## Data lines
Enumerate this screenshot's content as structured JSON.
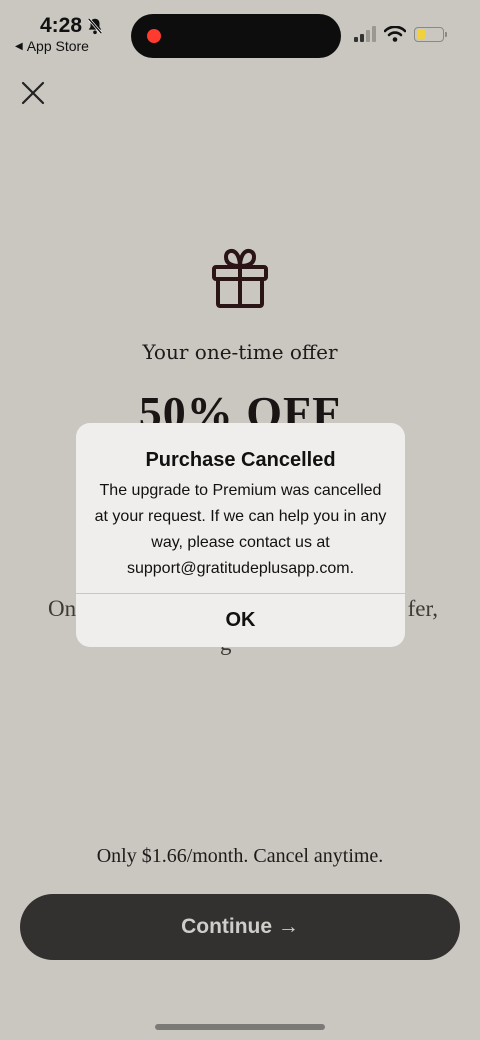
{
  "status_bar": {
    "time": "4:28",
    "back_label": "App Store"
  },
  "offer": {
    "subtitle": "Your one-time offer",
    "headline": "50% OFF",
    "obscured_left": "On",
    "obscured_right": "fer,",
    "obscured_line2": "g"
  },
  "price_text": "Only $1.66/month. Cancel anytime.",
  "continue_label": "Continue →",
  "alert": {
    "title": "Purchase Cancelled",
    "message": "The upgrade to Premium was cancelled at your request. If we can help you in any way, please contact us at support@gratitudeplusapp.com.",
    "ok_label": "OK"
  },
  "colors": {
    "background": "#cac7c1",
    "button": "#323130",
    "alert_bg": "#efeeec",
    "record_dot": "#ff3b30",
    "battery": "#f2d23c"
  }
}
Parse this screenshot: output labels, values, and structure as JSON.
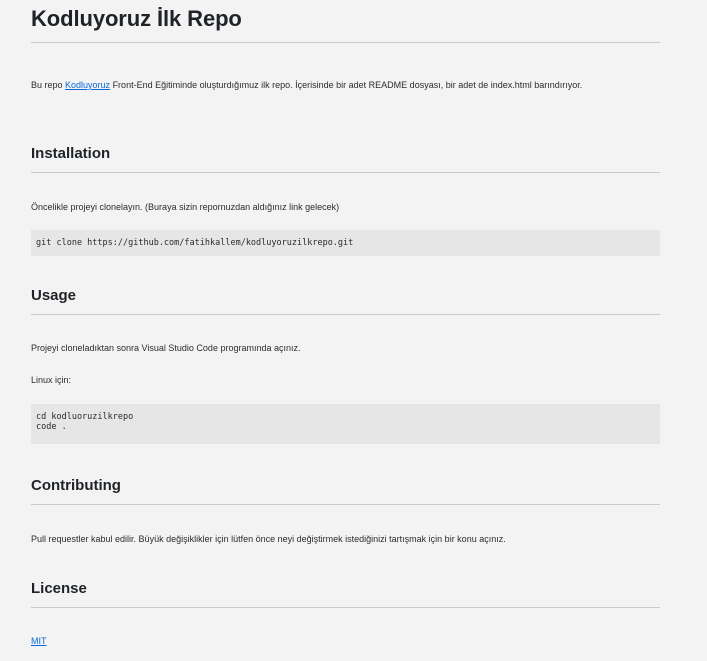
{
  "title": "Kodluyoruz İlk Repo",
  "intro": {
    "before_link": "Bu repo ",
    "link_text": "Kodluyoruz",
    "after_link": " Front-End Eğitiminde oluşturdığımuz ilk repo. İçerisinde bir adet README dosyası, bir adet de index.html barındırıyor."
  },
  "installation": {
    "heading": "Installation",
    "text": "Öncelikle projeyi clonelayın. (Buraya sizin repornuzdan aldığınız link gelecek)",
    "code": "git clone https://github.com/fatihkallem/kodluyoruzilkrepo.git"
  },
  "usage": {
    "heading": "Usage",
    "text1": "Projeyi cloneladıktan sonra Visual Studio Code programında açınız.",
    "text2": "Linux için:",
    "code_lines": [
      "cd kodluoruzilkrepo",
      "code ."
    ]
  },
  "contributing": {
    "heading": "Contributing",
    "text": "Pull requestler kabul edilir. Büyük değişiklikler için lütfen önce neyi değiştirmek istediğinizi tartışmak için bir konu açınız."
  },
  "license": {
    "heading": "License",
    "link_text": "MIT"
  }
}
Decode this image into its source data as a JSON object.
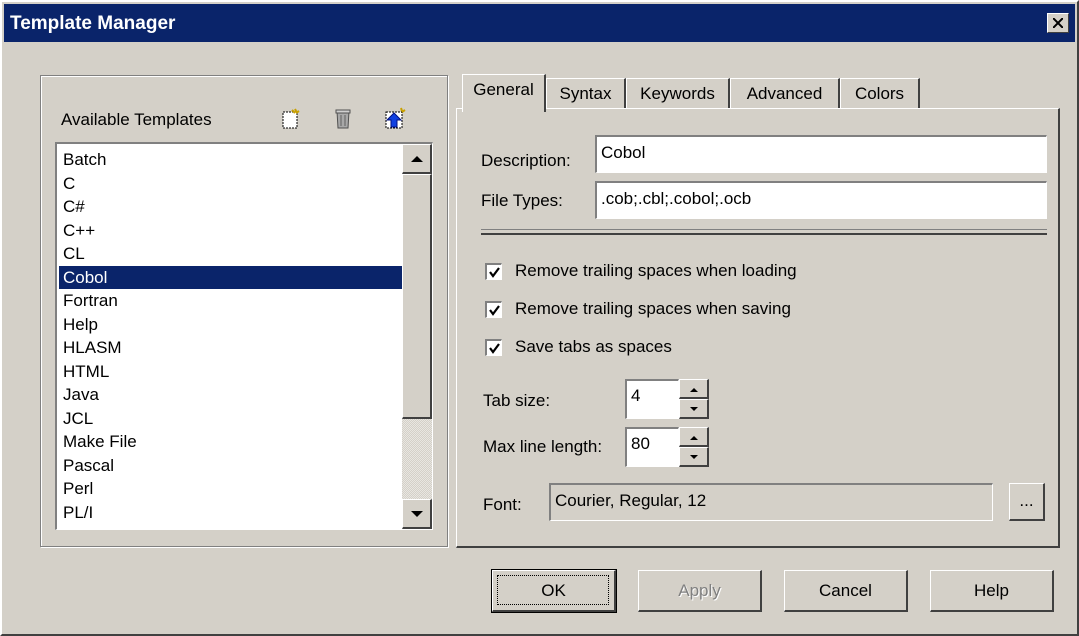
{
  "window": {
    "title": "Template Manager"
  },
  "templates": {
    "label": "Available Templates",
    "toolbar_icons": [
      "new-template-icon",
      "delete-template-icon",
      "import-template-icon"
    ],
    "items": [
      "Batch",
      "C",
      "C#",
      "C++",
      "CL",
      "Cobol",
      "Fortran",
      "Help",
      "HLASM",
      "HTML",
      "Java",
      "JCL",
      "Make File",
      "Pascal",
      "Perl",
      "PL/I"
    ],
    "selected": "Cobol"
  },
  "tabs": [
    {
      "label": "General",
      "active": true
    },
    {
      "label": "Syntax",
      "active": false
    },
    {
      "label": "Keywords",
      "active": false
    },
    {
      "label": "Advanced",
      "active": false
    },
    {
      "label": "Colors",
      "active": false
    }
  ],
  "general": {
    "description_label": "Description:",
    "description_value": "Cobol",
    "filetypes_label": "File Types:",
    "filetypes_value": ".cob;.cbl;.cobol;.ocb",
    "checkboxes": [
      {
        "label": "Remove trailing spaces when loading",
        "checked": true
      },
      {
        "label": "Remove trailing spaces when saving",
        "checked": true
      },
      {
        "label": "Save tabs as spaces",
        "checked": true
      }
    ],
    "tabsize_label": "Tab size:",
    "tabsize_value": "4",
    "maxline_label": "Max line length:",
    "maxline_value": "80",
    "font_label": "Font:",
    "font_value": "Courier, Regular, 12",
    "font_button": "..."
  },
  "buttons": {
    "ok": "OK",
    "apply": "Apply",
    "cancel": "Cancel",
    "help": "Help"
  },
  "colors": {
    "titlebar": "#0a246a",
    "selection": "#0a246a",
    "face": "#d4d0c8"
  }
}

...

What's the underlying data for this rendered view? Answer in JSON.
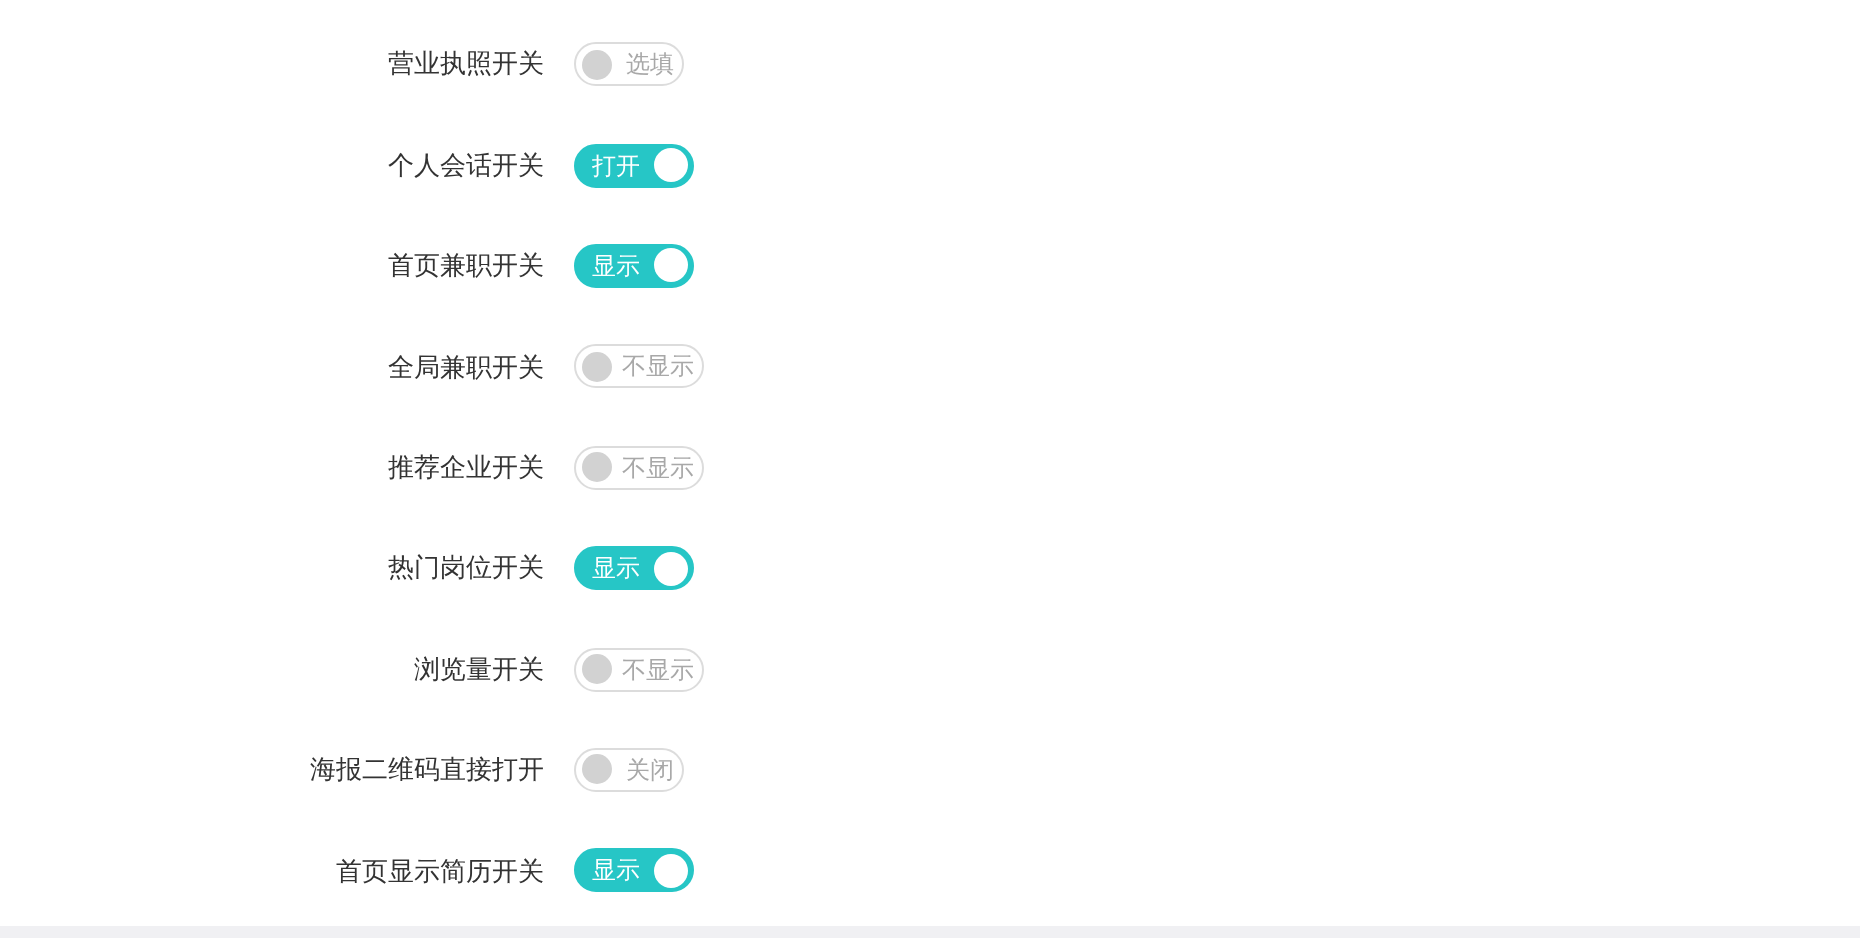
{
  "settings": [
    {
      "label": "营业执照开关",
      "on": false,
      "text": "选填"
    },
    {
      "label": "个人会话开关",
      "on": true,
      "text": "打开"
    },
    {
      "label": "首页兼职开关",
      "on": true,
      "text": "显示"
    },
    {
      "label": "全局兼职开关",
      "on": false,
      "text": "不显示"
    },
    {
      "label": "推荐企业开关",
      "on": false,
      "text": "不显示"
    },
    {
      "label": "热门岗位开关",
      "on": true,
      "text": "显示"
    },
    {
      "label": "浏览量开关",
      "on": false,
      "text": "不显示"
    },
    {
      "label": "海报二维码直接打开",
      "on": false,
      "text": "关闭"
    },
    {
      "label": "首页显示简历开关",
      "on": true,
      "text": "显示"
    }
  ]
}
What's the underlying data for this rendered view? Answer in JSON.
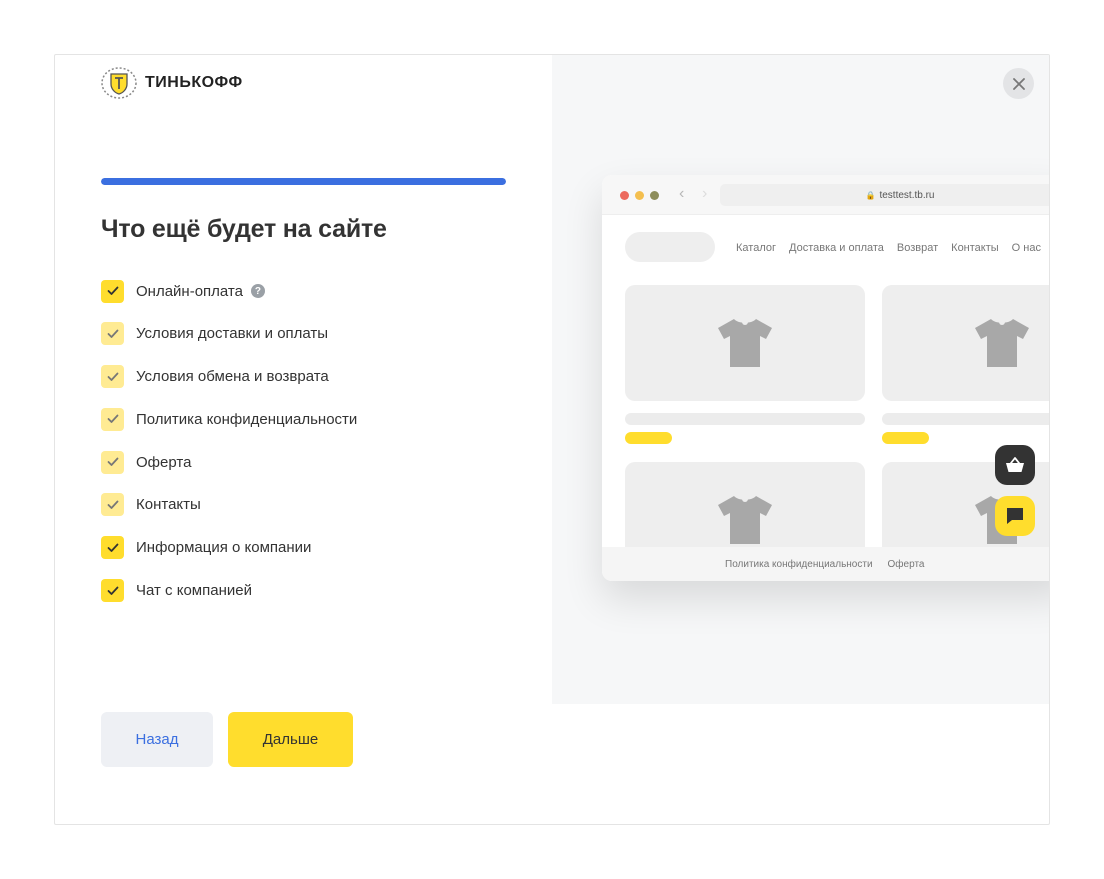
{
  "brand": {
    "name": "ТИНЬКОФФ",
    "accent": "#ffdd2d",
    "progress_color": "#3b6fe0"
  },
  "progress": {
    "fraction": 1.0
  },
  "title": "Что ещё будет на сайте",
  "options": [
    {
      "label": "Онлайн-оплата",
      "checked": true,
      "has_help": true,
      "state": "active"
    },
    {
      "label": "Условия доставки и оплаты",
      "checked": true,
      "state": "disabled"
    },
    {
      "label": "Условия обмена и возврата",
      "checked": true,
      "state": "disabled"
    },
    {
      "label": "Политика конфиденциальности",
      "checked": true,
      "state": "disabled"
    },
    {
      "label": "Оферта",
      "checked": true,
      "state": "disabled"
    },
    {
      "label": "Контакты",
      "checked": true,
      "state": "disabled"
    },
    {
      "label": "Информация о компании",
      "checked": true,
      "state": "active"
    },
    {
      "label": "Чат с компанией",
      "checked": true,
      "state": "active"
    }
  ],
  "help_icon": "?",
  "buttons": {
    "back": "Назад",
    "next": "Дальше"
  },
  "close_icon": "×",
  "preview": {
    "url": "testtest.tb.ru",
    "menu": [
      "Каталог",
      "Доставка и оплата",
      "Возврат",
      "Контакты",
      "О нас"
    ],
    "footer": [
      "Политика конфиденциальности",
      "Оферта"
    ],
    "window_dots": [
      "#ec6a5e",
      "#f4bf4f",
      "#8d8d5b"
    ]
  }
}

==

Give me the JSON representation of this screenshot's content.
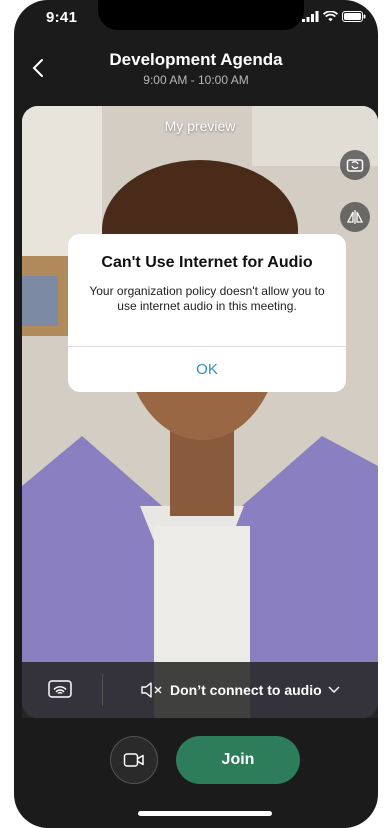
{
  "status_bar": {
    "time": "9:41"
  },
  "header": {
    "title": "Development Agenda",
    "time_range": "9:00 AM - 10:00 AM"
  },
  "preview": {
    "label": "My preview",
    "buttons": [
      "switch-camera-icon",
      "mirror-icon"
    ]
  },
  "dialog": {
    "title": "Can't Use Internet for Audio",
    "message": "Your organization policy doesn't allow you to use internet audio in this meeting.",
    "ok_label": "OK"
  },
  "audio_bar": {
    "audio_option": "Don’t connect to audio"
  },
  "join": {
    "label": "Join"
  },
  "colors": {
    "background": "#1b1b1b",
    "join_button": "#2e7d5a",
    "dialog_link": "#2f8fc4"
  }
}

## Exercise
The word "content" appears in how many lines of the records? Give the number only.

## Task output
2